● Objective
Pick out each line below containing "text".

● Data extract
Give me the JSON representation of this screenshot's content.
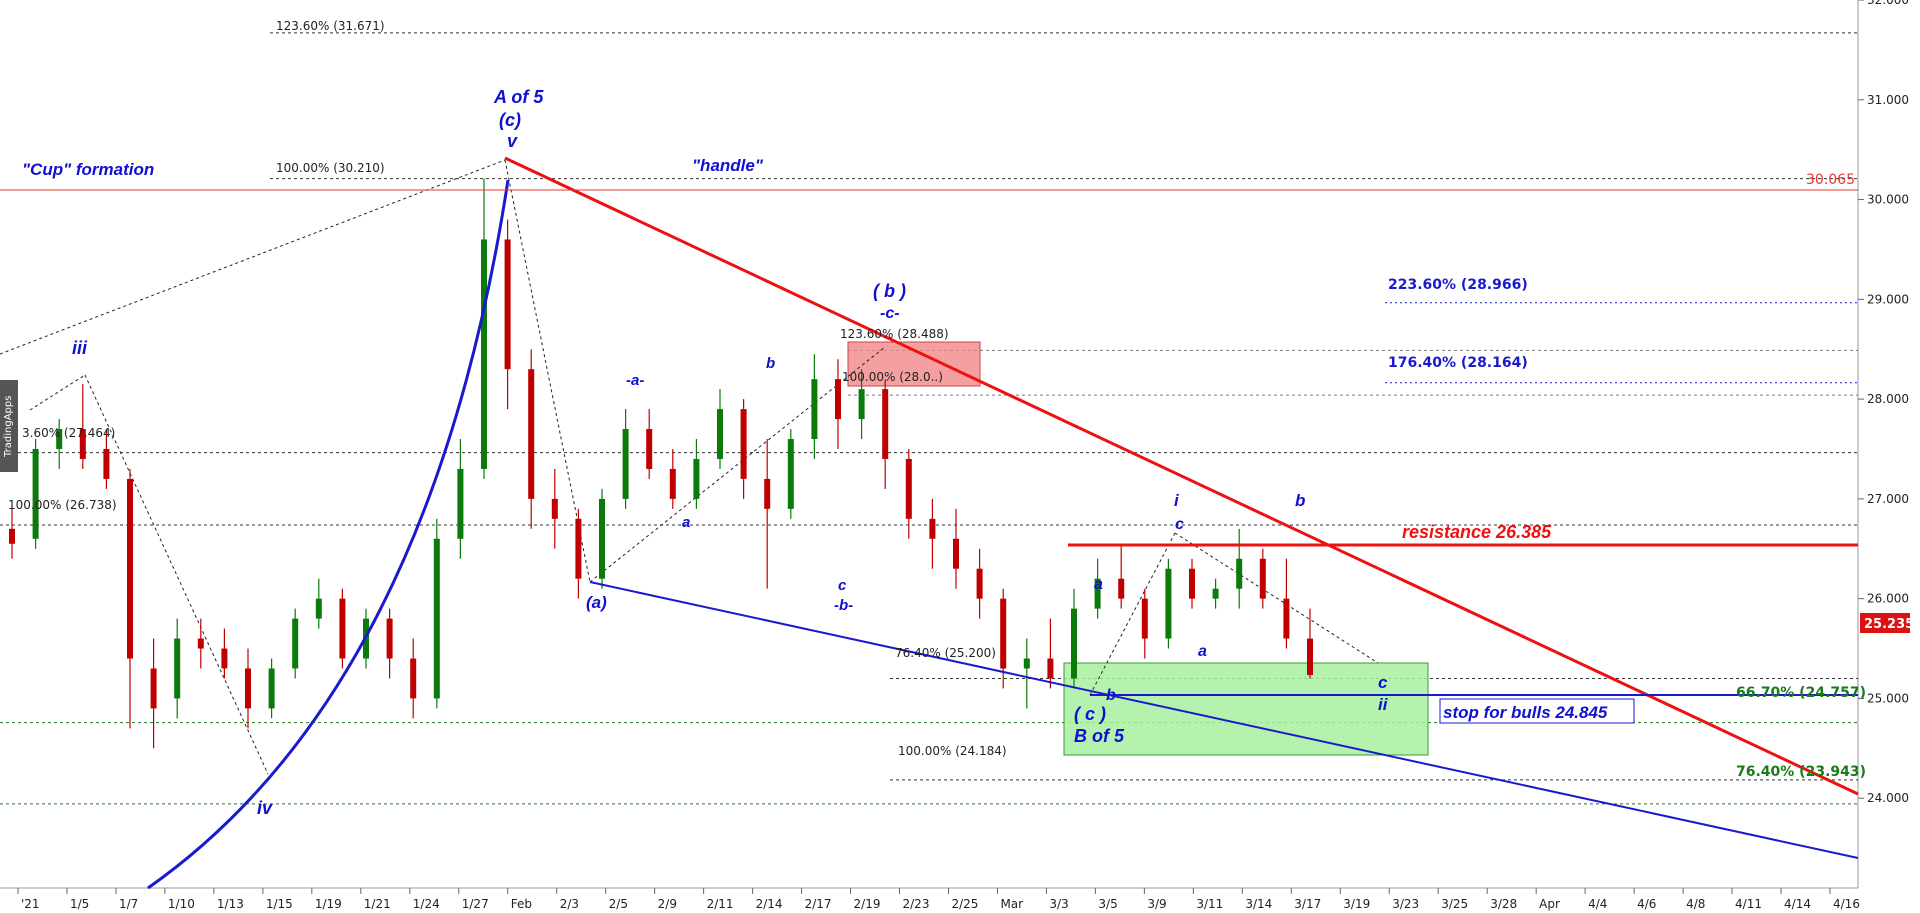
{
  "watermark": "TradingApps",
  "colors": {
    "bull": "#0a7a0a",
    "bear": "#c00000",
    "wave_blue": "#1010d0",
    "trend_red": "#ee1111",
    "fib_green": "#1a7a1a"
  },
  "chart_data": {
    "type": "candlestick",
    "ylim": [
      23.1,
      32.0
    ],
    "y_ticks": [
      "24.000",
      "25.000",
      "26.000",
      "27.000",
      "28.000",
      "29.000",
      "30.000",
      "31.000",
      "32.000"
    ],
    "x_ticks": [
      "'21",
      "1/5",
      "1/7",
      "1/10",
      "1/13",
      "1/15",
      "1/19",
      "1/21",
      "1/24",
      "1/27",
      "Feb",
      "2/3",
      "2/5",
      "2/9",
      "2/11",
      "2/14",
      "2/17",
      "2/19",
      "2/23",
      "2/25",
      "Mar",
      "3/3",
      "3/5",
      "3/9",
      "3/11",
      "3/14",
      "3/17",
      "3/19",
      "3/23",
      "3/25",
      "3/28",
      "Apr",
      "4/4",
      "4/6",
      "4/8",
      "4/11",
      "4/14",
      "4/16"
    ],
    "last_price": "25.235",
    "price_line": "30.065",
    "horizontal_levels": [
      {
        "text": "123.60% (31.671)",
        "value": 31.671
      },
      {
        "text": "100.00% (30.210)",
        "value": 30.21
      },
      {
        "text": "223.60% (28.966)",
        "value": 28.966
      },
      {
        "text": "123.60% (28.488)",
        "value": 28.488
      },
      {
        "text": "176.40% (28.164)",
        "value": 28.164
      },
      {
        "text": "100.00% (28.0..)",
        "value": 28.04
      },
      {
        "text": "3.60% (27.464)",
        "value": 27.464
      },
      {
        "text": "100.00% (26.738)",
        "value": 26.738
      },
      {
        "text": "76.40% (25.200)",
        "value": 25.2
      },
      {
        "text": "66.70% (24.757)",
        "value": 24.757
      },
      {
        "text": "100.00% (24.184)",
        "value": 24.184
      },
      {
        "text": "76.40% (23.943)",
        "value": 23.943
      }
    ],
    "annotations": {
      "cup": "\"Cup\" formation",
      "handle": "\"handle\"",
      "a_of_5": "A of 5",
      "c_paren": "(c)",
      "v": "v",
      "iii": "iii",
      "iv": "iv",
      "a_paren": "(a)",
      "b_paren": "( b )",
      "c_dash": "-c-",
      "a_dash": "-a-",
      "b_dash": "-b-",
      "small_a": "a",
      "small_b": "b",
      "small_c": "c",
      "c_paren2": "( c )",
      "b_of_5": "B of 5",
      "i": "i",
      "ii": "ii",
      "resistance": "resistance 26.385",
      "stop": "stop for bulls 24.845"
    },
    "series": [
      {
        "name": "",
        "values": [
          {
            "x": "12/31",
            "o": 26.7,
            "h": 26.9,
            "l": 26.4,
            "c": 26.55
          },
          {
            "x": "1/4",
            "o": 26.6,
            "h": 27.6,
            "l": 26.5,
            "c": 27.5
          },
          {
            "x": "1/5",
            "o": 27.5,
            "h": 27.8,
            "l": 27.3,
            "c": 27.7
          },
          {
            "x": "1/6",
            "o": 27.7,
            "h": 28.15,
            "l": 27.3,
            "c": 27.4
          },
          {
            "x": "1/7",
            "o": 27.5,
            "h": 27.7,
            "l": 27.1,
            "c": 27.2
          },
          {
            "x": "1/8",
            "o": 27.2,
            "h": 27.3,
            "l": 24.7,
            "c": 25.4
          },
          {
            "x": "1/11",
            "o": 25.3,
            "h": 25.6,
            "l": 24.5,
            "c": 24.9
          },
          {
            "x": "1/12",
            "o": 25.0,
            "h": 25.8,
            "l": 24.8,
            "c": 25.6
          },
          {
            "x": "1/13",
            "o": 25.6,
            "h": 25.8,
            "l": 25.3,
            "c": 25.5
          },
          {
            "x": "1/14",
            "o": 25.5,
            "h": 25.7,
            "l": 25.2,
            "c": 25.3
          },
          {
            "x": "1/15",
            "o": 25.3,
            "h": 25.5,
            "l": 24.7,
            "c": 24.9
          },
          {
            "x": "1/19",
            "o": 24.9,
            "h": 25.4,
            "l": 24.8,
            "c": 25.3
          },
          {
            "x": "1/20",
            "o": 25.3,
            "h": 25.9,
            "l": 25.2,
            "c": 25.8
          },
          {
            "x": "1/21",
            "o": 25.8,
            "h": 26.2,
            "l": 25.7,
            "c": 26.0
          },
          {
            "x": "1/22",
            "o": 26.0,
            "h": 26.1,
            "l": 25.3,
            "c": 25.4
          },
          {
            "x": "1/25",
            "o": 25.4,
            "h": 25.9,
            "l": 25.3,
            "c": 25.8
          },
          {
            "x": "1/26",
            "o": 25.8,
            "h": 25.9,
            "l": 25.2,
            "c": 25.4
          },
          {
            "x": "1/27",
            "o": 25.4,
            "h": 25.6,
            "l": 24.8,
            "c": 25.0
          },
          {
            "x": "1/28",
            "o": 25.0,
            "h": 26.8,
            "l": 24.9,
            "c": 26.6
          },
          {
            "x": "1/29",
            "o": 26.6,
            "h": 27.6,
            "l": 26.4,
            "c": 27.3
          },
          {
            "x": "2/1",
            "o": 27.3,
            "h": 30.21,
            "l": 27.2,
            "c": 29.6
          },
          {
            "x": "2/2",
            "o": 29.6,
            "h": 29.8,
            "l": 27.9,
            "c": 28.3
          },
          {
            "x": "2/3",
            "o": 28.3,
            "h": 28.5,
            "l": 26.7,
            "c": 27.0
          },
          {
            "x": "2/4",
            "o": 27.0,
            "h": 27.3,
            "l": 26.5,
            "c": 26.8
          },
          {
            "x": "2/5",
            "o": 26.8,
            "h": 26.9,
            "l": 26.0,
            "c": 26.2
          },
          {
            "x": "2/8",
            "o": 26.2,
            "h": 27.1,
            "l": 26.1,
            "c": 27.0
          },
          {
            "x": "2/9",
            "o": 27.0,
            "h": 27.9,
            "l": 26.9,
            "c": 27.7
          },
          {
            "x": "2/10",
            "o": 27.7,
            "h": 27.9,
            "l": 27.2,
            "c": 27.3
          },
          {
            "x": "2/11",
            "o": 27.3,
            "h": 27.5,
            "l": 26.9,
            "c": 27.0
          },
          {
            "x": "2/12",
            "o": 27.0,
            "h": 27.6,
            "l": 26.9,
            "c": 27.4
          },
          {
            "x": "2/16",
            "o": 27.4,
            "h": 28.1,
            "l": 27.3,
            "c": 27.9
          },
          {
            "x": "2/17",
            "o": 27.9,
            "h": 28.0,
            "l": 27.0,
            "c": 27.2
          },
          {
            "x": "2/18",
            "o": 27.2,
            "h": 27.6,
            "l": 26.1,
            "c": 26.9
          },
          {
            "x": "2/19",
            "o": 26.9,
            "h": 27.7,
            "l": 26.8,
            "c": 27.6
          },
          {
            "x": "2/22",
            "o": 27.6,
            "h": 28.45,
            "l": 27.4,
            "c": 28.2
          },
          {
            "x": "2/23",
            "o": 28.2,
            "h": 28.4,
            "l": 27.5,
            "c": 27.8
          },
          {
            "x": "2/24",
            "o": 27.8,
            "h": 28.3,
            "l": 27.6,
            "c": 28.1
          },
          {
            "x": "2/25",
            "o": 28.1,
            "h": 28.2,
            "l": 27.1,
            "c": 27.4
          },
          {
            "x": "2/26",
            "o": 27.4,
            "h": 27.5,
            "l": 26.6,
            "c": 26.8
          },
          {
            "x": "3/1",
            "o": 26.8,
            "h": 27.0,
            "l": 26.3,
            "c": 26.6
          },
          {
            "x": "3/2",
            "o": 26.6,
            "h": 26.9,
            "l": 26.1,
            "c": 26.3
          },
          {
            "x": "3/3",
            "o": 26.3,
            "h": 26.5,
            "l": 25.8,
            "c": 26.0
          },
          {
            "x": "3/4",
            "o": 26.0,
            "h": 26.1,
            "l": 25.1,
            "c": 25.3
          },
          {
            "x": "3/5",
            "o": 25.3,
            "h": 25.6,
            "l": 24.9,
            "c": 25.4
          },
          {
            "x": "3/8",
            "o": 25.4,
            "h": 25.8,
            "l": 25.1,
            "c": 25.2
          },
          {
            "x": "3/9",
            "o": 25.2,
            "h": 26.1,
            "l": 25.1,
            "c": 25.9
          },
          {
            "x": "3/10",
            "o": 25.9,
            "h": 26.4,
            "l": 25.8,
            "c": 26.2
          },
          {
            "x": "3/11",
            "o": 26.2,
            "h": 26.55,
            "l": 25.9,
            "c": 26.0
          },
          {
            "x": "3/12",
            "o": 26.0,
            "h": 26.1,
            "l": 25.4,
            "c": 25.6
          },
          {
            "x": "3/15",
            "o": 25.6,
            "h": 26.4,
            "l": 25.5,
            "c": 26.3
          },
          {
            "x": "3/16",
            "o": 26.3,
            "h": 26.4,
            "l": 25.9,
            "c": 26.0
          },
          {
            "x": "3/17",
            "o": 26.0,
            "h": 26.2,
            "l": 25.9,
            "c": 26.1
          },
          {
            "x": "3/18",
            "o": 26.1,
            "h": 26.7,
            "l": 25.9,
            "c": 26.4
          },
          {
            "x": "3/19",
            "o": 26.4,
            "h": 26.5,
            "l": 25.9,
            "c": 26.0
          },
          {
            "x": "3/22",
            "o": 26.0,
            "h": 26.4,
            "l": 25.5,
            "c": 25.6
          },
          {
            "x": "3/23",
            "o": 25.6,
            "h": 25.9,
            "l": 25.2,
            "c": 25.235
          }
        ]
      }
    ]
  }
}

● Result
        "text": "123.60% (31.671)",
        "text": "100.00% (30.210)",
        "text": "223.60% (28.966)",
        "text": "123.60% (28.488)",
        "text": "176.40% (28.164)",
        "text": "100.00% (28.0..)",
        "text": "3.60% (27.464)",
        "text": "100.00% (26.738)",
        "text": "76.40% (25.200)",
        "text": "66.70% (24.757)",
        "text": "100.00% (24.184)",
        "text": "76.40% (23.943)",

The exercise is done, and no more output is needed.